STATED TASK :: Reply with one number: the count of lines in the records below that hold "data".

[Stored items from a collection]
________________

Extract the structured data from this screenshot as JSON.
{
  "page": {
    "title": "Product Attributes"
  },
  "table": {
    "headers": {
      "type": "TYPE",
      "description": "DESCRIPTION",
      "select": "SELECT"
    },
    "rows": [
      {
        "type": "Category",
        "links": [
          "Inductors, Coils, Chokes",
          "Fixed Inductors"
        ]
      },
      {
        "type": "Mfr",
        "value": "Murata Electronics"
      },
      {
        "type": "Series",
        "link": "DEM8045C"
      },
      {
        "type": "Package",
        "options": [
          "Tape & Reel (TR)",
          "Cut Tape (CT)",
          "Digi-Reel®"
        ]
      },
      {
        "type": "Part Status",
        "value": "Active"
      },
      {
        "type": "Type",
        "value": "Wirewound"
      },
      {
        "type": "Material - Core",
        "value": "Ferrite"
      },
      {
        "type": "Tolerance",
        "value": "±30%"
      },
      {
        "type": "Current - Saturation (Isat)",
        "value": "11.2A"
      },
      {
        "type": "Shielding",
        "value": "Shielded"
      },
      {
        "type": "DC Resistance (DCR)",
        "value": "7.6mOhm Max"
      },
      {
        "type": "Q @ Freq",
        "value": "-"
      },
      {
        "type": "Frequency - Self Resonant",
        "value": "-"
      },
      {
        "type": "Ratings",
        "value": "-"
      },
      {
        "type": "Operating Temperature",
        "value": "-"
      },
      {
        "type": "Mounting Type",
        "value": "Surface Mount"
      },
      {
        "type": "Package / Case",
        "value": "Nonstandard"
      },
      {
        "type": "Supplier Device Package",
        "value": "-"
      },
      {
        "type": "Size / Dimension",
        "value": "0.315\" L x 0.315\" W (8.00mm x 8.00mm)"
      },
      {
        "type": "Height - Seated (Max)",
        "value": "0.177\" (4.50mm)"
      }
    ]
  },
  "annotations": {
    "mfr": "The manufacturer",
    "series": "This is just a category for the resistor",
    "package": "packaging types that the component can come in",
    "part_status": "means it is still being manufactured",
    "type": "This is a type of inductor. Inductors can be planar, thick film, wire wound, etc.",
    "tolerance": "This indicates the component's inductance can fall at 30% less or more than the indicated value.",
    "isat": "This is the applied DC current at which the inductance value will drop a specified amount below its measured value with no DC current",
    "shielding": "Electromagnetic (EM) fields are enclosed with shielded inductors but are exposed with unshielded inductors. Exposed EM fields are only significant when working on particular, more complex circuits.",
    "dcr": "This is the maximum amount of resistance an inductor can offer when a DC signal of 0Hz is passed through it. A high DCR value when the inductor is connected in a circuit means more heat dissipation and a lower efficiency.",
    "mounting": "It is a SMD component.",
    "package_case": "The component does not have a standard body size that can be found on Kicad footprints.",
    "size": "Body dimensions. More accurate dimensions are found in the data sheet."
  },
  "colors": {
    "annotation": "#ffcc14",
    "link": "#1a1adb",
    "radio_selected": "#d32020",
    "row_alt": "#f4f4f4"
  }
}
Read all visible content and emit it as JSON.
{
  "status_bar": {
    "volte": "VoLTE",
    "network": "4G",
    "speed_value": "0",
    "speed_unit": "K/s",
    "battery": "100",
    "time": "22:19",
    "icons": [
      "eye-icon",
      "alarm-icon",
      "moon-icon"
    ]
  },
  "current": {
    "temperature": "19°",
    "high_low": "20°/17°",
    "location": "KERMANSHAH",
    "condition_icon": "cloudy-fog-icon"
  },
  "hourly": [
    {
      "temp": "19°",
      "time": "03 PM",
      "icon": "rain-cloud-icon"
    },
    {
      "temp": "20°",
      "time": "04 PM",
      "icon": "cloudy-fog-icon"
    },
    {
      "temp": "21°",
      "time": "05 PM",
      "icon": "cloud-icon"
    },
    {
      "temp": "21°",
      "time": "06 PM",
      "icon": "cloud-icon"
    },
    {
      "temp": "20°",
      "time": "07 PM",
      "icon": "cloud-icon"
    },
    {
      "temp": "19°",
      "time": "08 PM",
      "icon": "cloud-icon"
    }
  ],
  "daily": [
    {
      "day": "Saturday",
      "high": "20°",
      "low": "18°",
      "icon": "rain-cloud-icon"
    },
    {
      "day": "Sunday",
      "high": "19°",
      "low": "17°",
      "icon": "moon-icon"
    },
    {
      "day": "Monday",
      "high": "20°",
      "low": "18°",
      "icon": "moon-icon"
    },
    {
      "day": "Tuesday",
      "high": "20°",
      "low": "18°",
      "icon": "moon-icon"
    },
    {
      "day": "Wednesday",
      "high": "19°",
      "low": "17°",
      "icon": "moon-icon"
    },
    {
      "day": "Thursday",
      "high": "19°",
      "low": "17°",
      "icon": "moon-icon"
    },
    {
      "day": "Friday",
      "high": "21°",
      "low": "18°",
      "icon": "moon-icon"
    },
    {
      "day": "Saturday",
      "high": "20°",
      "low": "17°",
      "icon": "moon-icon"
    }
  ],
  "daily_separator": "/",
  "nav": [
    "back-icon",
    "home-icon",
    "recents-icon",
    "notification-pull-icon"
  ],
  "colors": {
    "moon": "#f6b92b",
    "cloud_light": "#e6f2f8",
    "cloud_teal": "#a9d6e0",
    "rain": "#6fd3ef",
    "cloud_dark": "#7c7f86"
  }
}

________________

EXPECTED OUTPUT :: 2